**Material provided**:
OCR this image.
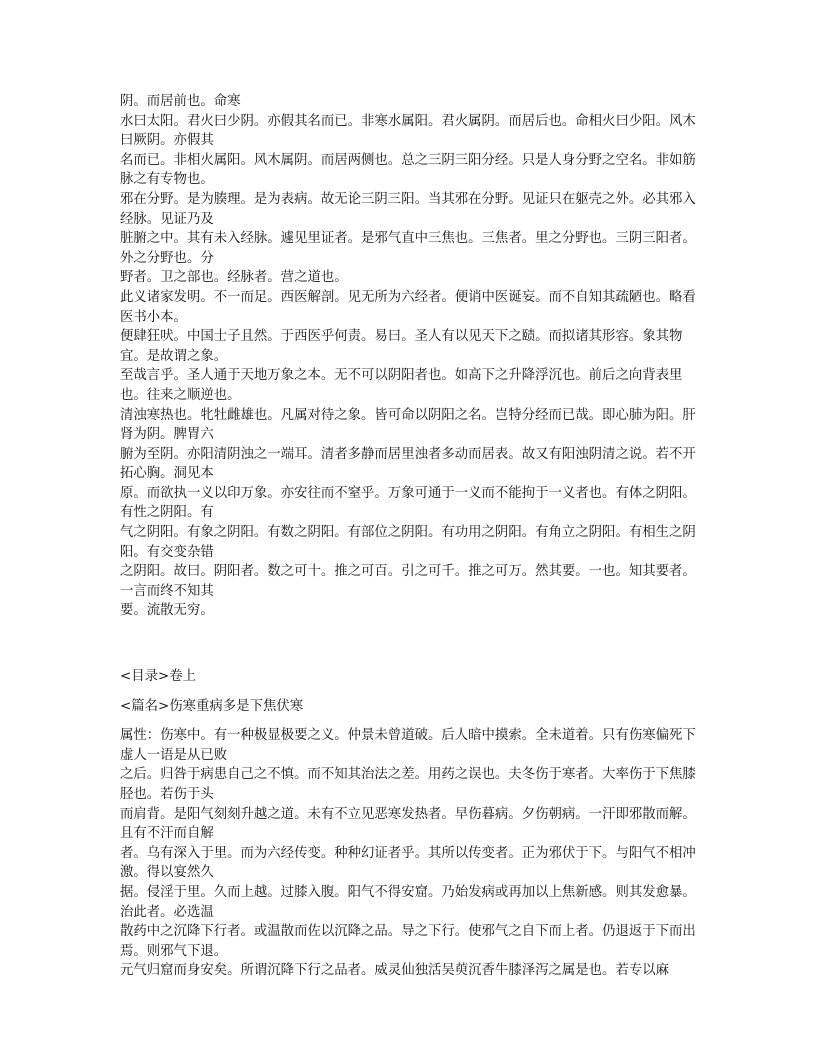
阴。而居前也。命寒

水曰太阳。君火曰少阴。亦假其名而已。非寒水属阳。君火属阴。而居后也。命相火曰少阳。风木曰厥阴。亦假其

名而已。非相火属阳。风木属阴。而居两侧也。总之三阴三阳分经。只是人身分野之空名。非如筋脉之有专物也。

邪在分野。是为腠理。是为表病。故无论三阴三阳。当其邪在分野。见证只在躯壳之外。必其邪入经脉。见证乃及

脏腑之中。其有未入经脉。遽见里证者。是邪气直中三焦也。三焦者。里之分野也。三阴三阳者。外之分野也。分

野者。卫之部也。经脉者。营之道也。

此义诸家发明。不一而足。西医解剖。见无所为六经者。便诮中医诞妄。而不自知其疏陋也。略看医书小本。

便肆狂吠。中国士子且然。于西医乎何责。易曰。圣人有以见天下之赜。而拟诸其形容。象其物宜。是故谓之象。

至哉言乎。圣人通于天地万象之本。无不可以阴阳者也。如高下之升降浮沉也。前后之向背表里也。往来之顺逆也。

清浊寒热也。牝牡雌雄也。凡属对待之象。皆可命以阴阳之名。岂特分经而已哉。即心肺为阳。肝肾为阴。脾胃六

腑为至阴。亦阳清阴浊之一端耳。清者多静而居里浊者多动而居表。故又有阳浊阴清之说。若不开拓心胸。洞见本

原。而欲执一义以印万象。亦安往而不窒乎。万象可通于一义而不能拘于一义者也。有体之阴阳。有性之阴阳。有

气之阴阳。有象之阴阳。有数之阴阳。有部位之阴阳。有功用之阴阳。有角立之阴阳。有相生之阴阳。有交变杂错

之阴阳。故曰。阴阳者。数之可十。推之可百。引之可千。推之可万。然其要。一也。知其要者。一言而终不知其

要。流散无穷。

<目录>卷上

<篇名>伤寒重病多是下焦伏寒

属性：伤寒中。有一种极显极要之义。仲景未曾道破。后人暗中摸索。全未道着。只有伤寒偏死下虚人一语是从已败

之后。归咎于病患自己之不慎。而不知其治法之差。用药之误也。夫冬伤于寒者。大率伤于下焦膝胫也。若伤于头

而肩背。是阳气刻刻升越之道。未有不立见恶寒发热者。早伤暮病。夕伤朝病。一汗即邪散而解。且有不汗而自解

者。乌有深入于里。而为六经传变。种种幻证者乎。其所以传变者。正为邪伏于下。与阳气不相冲激。得以宴然久

据。侵淫于里。久而上越。过膝入腹。阳气不得安窟。乃始发病或再加以上焦新感。则其发愈暴。治此者。必选温

散药中之沉降下行者。或温散而佐以沉降之品。导之下行。使邪气之自下而上者。仍退返于下而出焉。则邪气下退。

元气归窟而身安矣。所谓沉降下行之品者。威灵仙独活吴萸沉香牛膝泽泻之属是也。若专以麻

**Problem to work on**:
Reproduce all the records verbatim, excluding images.

**Complete answer**:
OCR this image.
阴。而居前也。命寒

水曰太阳。君火曰少阴。亦假其名而已。非寒水属阳。君火属阴。而居后也。命相火曰少阳。风木曰厥阴。亦假其

名而已。非相火属阳。风木属阴。而居两侧也。总之三阴三阳分经。只是人身分野之空名。非如筋脉之有专物也。

邪在分野。是为腠理。是为表病。故无论三阴三阳。当其邪在分野。见证只在躯壳之外。必其邪入经脉。见证乃及

脏腑之中。其有未入经脉。遽见里证者。是邪气直中三焦也。三焦者。里之分野也。三阴三阳者。外之分野也。分

野者。卫之部也。经脉者。营之道也。

此义诸家发明。不一而足。西医解剖。见无所为六经者。便诮中医诞妄。而不自知其疏陋也。略看医书小本。

便肆狂吠。中国士子且然。于西医乎何责。易曰。圣人有以见天下之赜。而拟诸其形容。象其物宜。是故谓之象。

至哉言乎。圣人通于天地万象之本。无不可以阴阳者也。如高下之升降浮沉也。前后之向背表里也。往来之顺逆也。

清浊寒热也。牝牡雌雄也。凡属对待之象。皆可命以阴阳之名。岂特分经而已哉。即心肺为阳。肝肾为阴。脾胃六

腑为至阴。亦阳清阴浊之一端耳。清者多静而居里浊者多动而居表。故又有阳浊阴清之说。若不开拓心胸。洞见本

原。而欲执一义以印万象。亦安往而不窒乎。万象可通于一义而不能拘于一义者也。有体之阴阳。有性之阴阳。有

气之阴阳。有象之阴阳。有数之阴阳。有部位之阴阳。有功用之阴阳。有角立之阴阳。有相生之阴阳。有交变杂错

之阴阳。故曰。阴阳者。数之可十。推之可百。引之可千。推之可万。然其要。一也。知其要者。一言而终不知其

要。流散无穷。

<目录>卷上

<篇名>伤寒重病多是下焦伏寒

属性：伤寒中。有一种极显极要之义。仲景未曾道破。后人暗中摸索。全未道着。只有伤寒偏死下虚人一语是从已败

之后。归咎于病患自己之不慎。而不知其治法之差。用药之误也。夫冬伤于寒者。大率伤于下焦膝胫也。若伤于头

而肩背。是阳气刻刻升越之道。未有不立见恶寒发热者。早伤暮病。夕伤朝病。一汗即邪散而解。且有不汗而自解

者。乌有深入于里。而为六经传变。种种幻证者乎。其所以传变者。正为邪伏于下。与阳气不相冲激。得以宴然久

据。侵淫于里。久而上越。过膝入腹。阳气不得安窟。乃始发病或再加以上焦新感。则其发愈暴。治此者。必选温

散药中之沉降下行者。或温散而佐以沉降之品。导之下行。使邪气之自下而上者。仍退返于下而出焉。则邪气下退。

元气归窟而身安矣。所谓沉降下行之品者。威灵仙独活吴萸沉香牛膝泽泻之属是也。若专以麻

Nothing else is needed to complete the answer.